▶ Given instruction A
Answer these from the Montana court decision:
(i) Who was the judge of the district court named in the petition?
(ii) How much was Richmond Gex fined in the justice's court?
(iii) On what date did the people reject chapter 97 by vote?
▶ Given instruction B
From the Montana court decision, pull out the stretch from "CourtMontana Supreme Court" through "be reviewed, annulled." word for word.
▶ Given instruction C
Write what comes next in the Montana court decision, picking up after its final sentence.

▶ Excerpted text

State v. District Court of Ninth Judicial Dist., Gallatin County

Decision Date06 November 1919
Docket Number4465.
Citation185 P. 157,56 Mont. 464
PartiesSTATE ex rel. ESGAR, Sheriff, v. DISTRICT COURT OF NINTH JUDICIAL DIST., GALLATIN COUNTY, et al.
CourtMontana Supreme Court

Petition by the State, on the relation of Chas. C. Esgar, Sheriff, for writ of supervisory control against the District Court of the Ninth Judicial District in and for the County of Gallatin and Ben B. Law, Judge thereof. Motion to quash the writ overruled, and order for a release from custody, sought to be reviewed, annulled.

S. C Ford and Frank Woody, both of Helena, for relator.

W. S Hartman, of Bozeman, and Wm. Meyer, of Butte, for respondents.

COOPER J.

Richmond Gex was charged before a justice of the peace of township No 1 of Gallatin county, on the 8th day of August, 1919, with a violation of section 8576 of the Revised Codes, in having promoted a boxing match in defiance of its provisions. A trial was had upon that date in the justice's court, judgment of conviction rendered and entered, and a fine imposed upon the defendant therein in the sum of $50. Upon his refusal to pay the fine, he was committed by said justice to the county jail for the period of 25 days, or until the payment of such fine. In obedience to the direction contained in the commitment, the relator herein took and held Gex in custody until the 9th day of August, when his release was ordered upon a writ of habeas corpus by the district court in and for Gallatin county. On the date last named the relator made return and answer to the writ. To this return and answer the respondent herein filed a general demurrer, which, upon a hearing, the court sustained, upon the ground that section 8576 of the Revised Codes had been repealed by chapter 97, Acts of the Thirteenth Legislative Assembly, commonly known as the Kiley Law. This act was passed by the Legislative Assembly and approved March 14, 1913. Some months later it was, by petition under the referendum provision of article 5, section 1, of the Constitution, referred to the people for their approval or rejection, and, at the general election held on November 3, 1914, was by adverse vote of the people rejected.

(Lines of data)
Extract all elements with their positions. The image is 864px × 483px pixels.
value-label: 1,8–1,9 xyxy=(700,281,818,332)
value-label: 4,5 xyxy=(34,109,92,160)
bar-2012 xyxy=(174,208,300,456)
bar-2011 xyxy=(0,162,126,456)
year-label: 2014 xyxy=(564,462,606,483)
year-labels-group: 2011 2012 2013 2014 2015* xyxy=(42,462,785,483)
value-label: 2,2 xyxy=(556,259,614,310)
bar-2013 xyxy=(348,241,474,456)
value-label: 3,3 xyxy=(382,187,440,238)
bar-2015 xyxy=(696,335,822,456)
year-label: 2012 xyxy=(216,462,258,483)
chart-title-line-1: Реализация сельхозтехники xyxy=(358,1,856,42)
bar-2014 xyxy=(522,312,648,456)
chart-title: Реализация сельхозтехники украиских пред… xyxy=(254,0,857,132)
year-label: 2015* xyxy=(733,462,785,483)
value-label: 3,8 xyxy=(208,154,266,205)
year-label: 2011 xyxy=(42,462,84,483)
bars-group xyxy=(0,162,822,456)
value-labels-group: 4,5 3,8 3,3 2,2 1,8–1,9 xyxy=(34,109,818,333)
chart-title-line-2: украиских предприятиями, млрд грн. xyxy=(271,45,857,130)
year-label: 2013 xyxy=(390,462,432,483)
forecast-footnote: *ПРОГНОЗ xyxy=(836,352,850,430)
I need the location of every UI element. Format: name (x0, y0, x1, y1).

---

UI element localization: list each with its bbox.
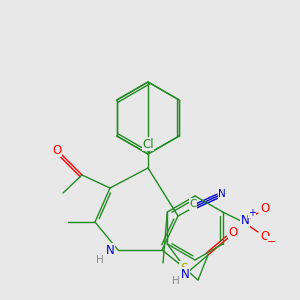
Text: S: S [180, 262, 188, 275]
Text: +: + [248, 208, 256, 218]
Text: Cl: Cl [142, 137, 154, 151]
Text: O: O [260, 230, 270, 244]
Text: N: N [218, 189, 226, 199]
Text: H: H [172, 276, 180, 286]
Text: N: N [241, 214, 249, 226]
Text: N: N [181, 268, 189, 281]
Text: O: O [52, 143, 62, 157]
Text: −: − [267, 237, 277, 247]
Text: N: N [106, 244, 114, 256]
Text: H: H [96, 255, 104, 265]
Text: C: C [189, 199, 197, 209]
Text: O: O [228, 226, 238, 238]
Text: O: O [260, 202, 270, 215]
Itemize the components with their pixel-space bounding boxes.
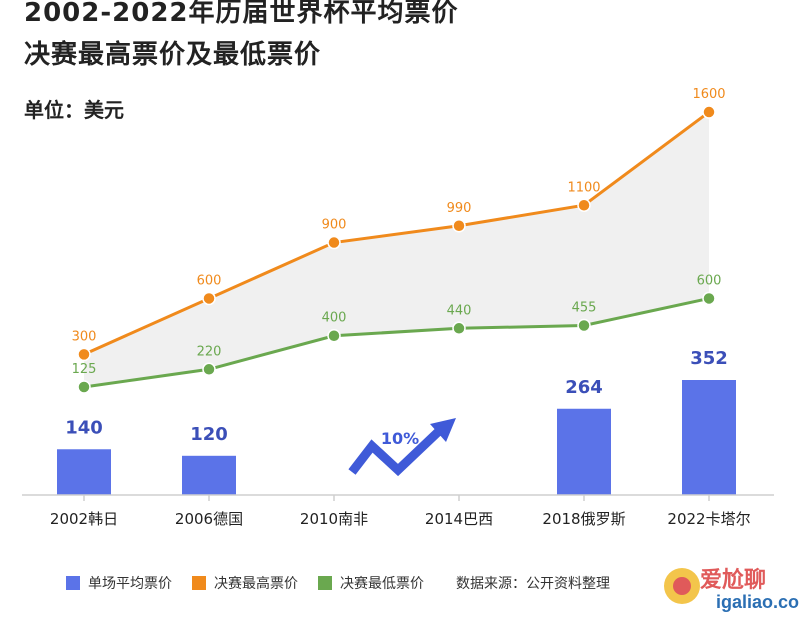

▶ Expected output A
(i) Ben B. Law
(ii) $50
(iii) November 3, 1914

▶ Expected output B
CourtMontana Supreme Court

Petition by the State, on the relation of Chas. C. Esgar, Sheriff, for writ of supervisory control against the District Court of the Ninth Judicial District in and for the County of Gallatin and Ben B. Law, Judge thereof. Motion to quash the writ overruled, and order for a release from custody, sought to be reviewed, annulled.

▶ Expected output C
The foregoing is a summary of the material matters set forth in the petition and application of the Attorney General for the issuance by this court of a writ of supervisory control directed to the district court of the Ninth judicial district, in and for Gallatin county, and to the judge thereof, commanding the annulment of the order discharging Richmond Gex from the county jail and from the custody of the relator. To the order by this court to show cause, a motion to quash has been filed, and the dismissal of this proceeding is asked by respondents upon the ground that the petition herein does not state facts sufficient to warrant the issuance of the order to show cause or to require them to answer thereto.

Section 8576 denounces boxing, wrestling, or slugging matches, and declares all promoters or participants therein guilty of a misdemeanor. The Kiley Law created a commission, confided to it "sole direction, management, and control *** over all boxing and sparring matches and exhibitions to be *** held or given within the state." That act prescribed punishment for its violation, nullified all city and town ordinances governing boxing and sparring, and repealed all acts and parts of acts in conflict therewith.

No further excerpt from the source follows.